_THE TASK_
Pull each line holding "влияющие" out of the entries below.

_DATA_
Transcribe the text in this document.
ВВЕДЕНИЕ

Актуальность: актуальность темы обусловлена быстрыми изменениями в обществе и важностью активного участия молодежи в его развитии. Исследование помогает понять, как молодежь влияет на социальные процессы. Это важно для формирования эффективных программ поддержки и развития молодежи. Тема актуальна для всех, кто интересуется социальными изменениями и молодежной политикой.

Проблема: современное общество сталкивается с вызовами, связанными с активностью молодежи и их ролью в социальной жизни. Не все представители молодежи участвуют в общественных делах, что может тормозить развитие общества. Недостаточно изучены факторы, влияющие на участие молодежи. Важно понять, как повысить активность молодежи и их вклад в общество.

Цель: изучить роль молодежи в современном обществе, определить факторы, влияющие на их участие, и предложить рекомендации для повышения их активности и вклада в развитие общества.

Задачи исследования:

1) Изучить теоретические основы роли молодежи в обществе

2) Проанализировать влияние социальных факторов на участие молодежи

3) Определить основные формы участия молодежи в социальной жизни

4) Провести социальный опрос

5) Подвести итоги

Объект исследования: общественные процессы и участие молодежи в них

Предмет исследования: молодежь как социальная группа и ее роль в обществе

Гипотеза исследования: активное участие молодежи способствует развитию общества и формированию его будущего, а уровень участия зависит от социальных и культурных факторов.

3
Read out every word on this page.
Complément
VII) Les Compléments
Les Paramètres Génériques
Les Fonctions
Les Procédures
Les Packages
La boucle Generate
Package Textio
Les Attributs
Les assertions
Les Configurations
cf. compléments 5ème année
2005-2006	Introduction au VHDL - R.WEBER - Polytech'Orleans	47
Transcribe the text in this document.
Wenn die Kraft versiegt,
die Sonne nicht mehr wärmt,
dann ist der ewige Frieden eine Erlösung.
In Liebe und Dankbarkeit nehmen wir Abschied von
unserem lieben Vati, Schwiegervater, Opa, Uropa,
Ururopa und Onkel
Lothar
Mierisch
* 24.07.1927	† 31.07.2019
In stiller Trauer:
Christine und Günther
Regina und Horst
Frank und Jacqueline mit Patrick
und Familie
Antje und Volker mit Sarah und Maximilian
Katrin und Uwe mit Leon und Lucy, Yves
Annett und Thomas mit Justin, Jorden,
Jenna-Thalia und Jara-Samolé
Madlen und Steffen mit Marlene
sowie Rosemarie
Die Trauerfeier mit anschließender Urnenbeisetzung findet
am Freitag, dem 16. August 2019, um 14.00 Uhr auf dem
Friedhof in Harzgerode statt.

_ANSWER FOR THE TASK_
Проблема: современное общество сталкивается с вызовами, связанными с активностью молодежи и их ролью в социальной жизни. Не все представители молодежи участвуют в общественных делах, что может тормозить развитие общества. Недостаточно изучены факторы, влияющие на участие молодежи. Важно понять, как повысить активность молодежи и их вклад в общество.
Цель: изучить роль молодежи в современном обществе, определить факторы, влияющие на их участие, и предложить рекомендации для повышения их активности и вклада в развитие общества.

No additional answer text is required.